Select from the records below every line that has the word "ylabel" in it.
+ + + + + + +
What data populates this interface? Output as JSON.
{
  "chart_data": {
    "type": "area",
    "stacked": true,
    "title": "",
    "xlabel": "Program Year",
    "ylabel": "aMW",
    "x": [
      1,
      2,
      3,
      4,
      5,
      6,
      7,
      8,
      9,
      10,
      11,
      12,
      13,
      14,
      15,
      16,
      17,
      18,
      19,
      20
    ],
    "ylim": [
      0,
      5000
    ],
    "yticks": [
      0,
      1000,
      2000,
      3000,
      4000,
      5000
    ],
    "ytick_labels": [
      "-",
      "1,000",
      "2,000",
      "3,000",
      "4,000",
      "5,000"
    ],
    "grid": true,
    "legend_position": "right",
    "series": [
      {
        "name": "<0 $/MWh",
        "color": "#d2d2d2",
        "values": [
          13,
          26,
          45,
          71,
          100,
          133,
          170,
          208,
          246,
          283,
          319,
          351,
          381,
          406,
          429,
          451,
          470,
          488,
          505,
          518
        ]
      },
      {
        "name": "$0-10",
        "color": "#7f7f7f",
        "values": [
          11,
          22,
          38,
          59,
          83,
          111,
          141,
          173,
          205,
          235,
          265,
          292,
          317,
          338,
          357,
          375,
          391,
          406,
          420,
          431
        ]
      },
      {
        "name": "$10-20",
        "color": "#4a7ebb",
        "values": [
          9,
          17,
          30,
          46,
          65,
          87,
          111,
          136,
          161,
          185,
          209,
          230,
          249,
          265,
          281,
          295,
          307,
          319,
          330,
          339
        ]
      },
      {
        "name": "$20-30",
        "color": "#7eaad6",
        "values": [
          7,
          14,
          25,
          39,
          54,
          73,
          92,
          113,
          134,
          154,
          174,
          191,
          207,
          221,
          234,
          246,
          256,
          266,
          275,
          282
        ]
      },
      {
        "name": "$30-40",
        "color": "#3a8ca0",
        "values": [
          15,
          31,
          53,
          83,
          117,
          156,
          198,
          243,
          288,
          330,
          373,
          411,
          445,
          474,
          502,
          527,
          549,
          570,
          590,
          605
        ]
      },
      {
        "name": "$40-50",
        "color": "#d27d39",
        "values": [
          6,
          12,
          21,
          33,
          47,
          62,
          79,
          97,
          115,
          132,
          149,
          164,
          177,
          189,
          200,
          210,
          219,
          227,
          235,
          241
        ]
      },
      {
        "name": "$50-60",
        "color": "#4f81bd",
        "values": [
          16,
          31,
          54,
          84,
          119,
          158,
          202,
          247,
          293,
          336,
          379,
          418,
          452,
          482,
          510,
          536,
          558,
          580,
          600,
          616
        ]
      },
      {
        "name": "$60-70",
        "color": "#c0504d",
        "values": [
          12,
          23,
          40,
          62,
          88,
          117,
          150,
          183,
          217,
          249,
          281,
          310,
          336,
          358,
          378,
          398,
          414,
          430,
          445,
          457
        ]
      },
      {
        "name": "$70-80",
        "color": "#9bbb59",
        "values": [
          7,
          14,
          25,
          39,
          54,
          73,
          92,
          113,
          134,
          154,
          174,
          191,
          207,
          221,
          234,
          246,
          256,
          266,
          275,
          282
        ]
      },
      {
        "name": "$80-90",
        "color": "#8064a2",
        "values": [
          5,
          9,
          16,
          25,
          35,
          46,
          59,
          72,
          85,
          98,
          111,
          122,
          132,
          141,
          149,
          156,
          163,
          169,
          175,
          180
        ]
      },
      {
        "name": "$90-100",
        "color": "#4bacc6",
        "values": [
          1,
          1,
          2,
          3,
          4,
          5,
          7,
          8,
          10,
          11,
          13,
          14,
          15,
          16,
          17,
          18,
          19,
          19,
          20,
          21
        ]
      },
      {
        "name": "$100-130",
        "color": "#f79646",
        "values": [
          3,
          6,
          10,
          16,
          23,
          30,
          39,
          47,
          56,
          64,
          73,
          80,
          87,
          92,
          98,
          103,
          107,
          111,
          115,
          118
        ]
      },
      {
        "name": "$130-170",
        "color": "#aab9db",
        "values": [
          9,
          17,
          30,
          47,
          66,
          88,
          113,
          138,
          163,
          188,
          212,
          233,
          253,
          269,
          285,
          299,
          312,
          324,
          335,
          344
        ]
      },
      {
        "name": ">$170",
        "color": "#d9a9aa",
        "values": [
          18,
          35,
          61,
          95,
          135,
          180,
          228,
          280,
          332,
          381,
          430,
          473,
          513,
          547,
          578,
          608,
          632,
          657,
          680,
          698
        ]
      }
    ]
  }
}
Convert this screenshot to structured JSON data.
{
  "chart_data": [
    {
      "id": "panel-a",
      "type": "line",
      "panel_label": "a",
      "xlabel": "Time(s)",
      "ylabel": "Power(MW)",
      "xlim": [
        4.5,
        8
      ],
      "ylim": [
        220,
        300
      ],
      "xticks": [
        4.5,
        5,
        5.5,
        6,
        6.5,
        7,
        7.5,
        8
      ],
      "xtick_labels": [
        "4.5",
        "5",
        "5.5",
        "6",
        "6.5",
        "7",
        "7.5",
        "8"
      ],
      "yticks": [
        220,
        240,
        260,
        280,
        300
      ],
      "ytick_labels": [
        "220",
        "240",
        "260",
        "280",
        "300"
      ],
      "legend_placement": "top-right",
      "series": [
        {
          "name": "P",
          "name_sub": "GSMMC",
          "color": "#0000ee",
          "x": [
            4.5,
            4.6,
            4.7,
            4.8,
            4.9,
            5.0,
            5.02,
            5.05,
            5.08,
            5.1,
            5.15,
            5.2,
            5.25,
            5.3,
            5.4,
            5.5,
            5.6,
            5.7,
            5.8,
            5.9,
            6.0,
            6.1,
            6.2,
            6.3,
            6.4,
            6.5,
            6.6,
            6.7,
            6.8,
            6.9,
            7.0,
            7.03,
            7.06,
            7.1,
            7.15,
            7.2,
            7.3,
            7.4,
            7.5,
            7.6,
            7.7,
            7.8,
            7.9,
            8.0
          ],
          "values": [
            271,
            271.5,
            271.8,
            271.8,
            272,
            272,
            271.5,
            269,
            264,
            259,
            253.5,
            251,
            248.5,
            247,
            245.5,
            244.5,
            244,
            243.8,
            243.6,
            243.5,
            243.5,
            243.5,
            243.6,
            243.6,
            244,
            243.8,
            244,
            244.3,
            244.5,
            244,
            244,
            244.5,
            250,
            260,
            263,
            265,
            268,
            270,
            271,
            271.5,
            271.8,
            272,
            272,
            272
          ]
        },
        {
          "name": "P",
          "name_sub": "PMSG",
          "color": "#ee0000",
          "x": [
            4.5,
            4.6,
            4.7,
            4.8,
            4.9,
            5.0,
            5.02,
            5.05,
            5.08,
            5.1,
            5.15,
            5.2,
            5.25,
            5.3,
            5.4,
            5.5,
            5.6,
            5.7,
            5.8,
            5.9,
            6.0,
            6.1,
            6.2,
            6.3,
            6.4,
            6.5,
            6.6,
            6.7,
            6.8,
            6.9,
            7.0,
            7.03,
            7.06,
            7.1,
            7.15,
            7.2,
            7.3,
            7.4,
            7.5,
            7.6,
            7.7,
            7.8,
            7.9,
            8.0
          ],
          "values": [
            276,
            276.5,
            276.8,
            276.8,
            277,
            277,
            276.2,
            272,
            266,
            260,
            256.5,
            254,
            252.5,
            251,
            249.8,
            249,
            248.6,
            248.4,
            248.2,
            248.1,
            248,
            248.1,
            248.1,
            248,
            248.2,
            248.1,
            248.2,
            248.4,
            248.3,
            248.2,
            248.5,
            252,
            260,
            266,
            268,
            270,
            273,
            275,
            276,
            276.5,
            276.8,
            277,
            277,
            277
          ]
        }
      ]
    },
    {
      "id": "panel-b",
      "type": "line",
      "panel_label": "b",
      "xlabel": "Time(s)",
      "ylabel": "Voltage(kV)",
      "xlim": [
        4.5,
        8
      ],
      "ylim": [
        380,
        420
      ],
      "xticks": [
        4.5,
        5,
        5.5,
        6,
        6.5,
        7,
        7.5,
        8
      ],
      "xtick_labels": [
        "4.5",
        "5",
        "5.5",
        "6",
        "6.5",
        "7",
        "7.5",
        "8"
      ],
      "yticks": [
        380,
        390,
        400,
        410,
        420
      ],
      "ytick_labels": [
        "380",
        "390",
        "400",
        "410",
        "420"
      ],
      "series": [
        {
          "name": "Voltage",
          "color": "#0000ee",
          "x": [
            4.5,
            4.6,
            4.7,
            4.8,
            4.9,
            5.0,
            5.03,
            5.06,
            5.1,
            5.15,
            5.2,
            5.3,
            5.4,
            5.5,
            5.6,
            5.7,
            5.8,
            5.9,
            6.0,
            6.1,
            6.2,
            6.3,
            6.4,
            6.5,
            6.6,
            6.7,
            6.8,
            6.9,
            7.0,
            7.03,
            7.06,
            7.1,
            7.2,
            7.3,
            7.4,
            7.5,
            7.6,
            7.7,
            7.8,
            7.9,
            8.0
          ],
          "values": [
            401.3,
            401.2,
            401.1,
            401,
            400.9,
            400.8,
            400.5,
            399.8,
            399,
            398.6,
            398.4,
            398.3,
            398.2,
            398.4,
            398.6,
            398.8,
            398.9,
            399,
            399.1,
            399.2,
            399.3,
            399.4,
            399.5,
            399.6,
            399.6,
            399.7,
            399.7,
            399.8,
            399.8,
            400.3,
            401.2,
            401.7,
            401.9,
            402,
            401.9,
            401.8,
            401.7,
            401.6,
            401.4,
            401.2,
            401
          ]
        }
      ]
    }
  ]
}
+ + + + + + +
WRITTEN REPLY ->
    "ylabel": "aMW",
      "ylabel": "Power(MW)",
      "ylabel": "Voltage(kV)",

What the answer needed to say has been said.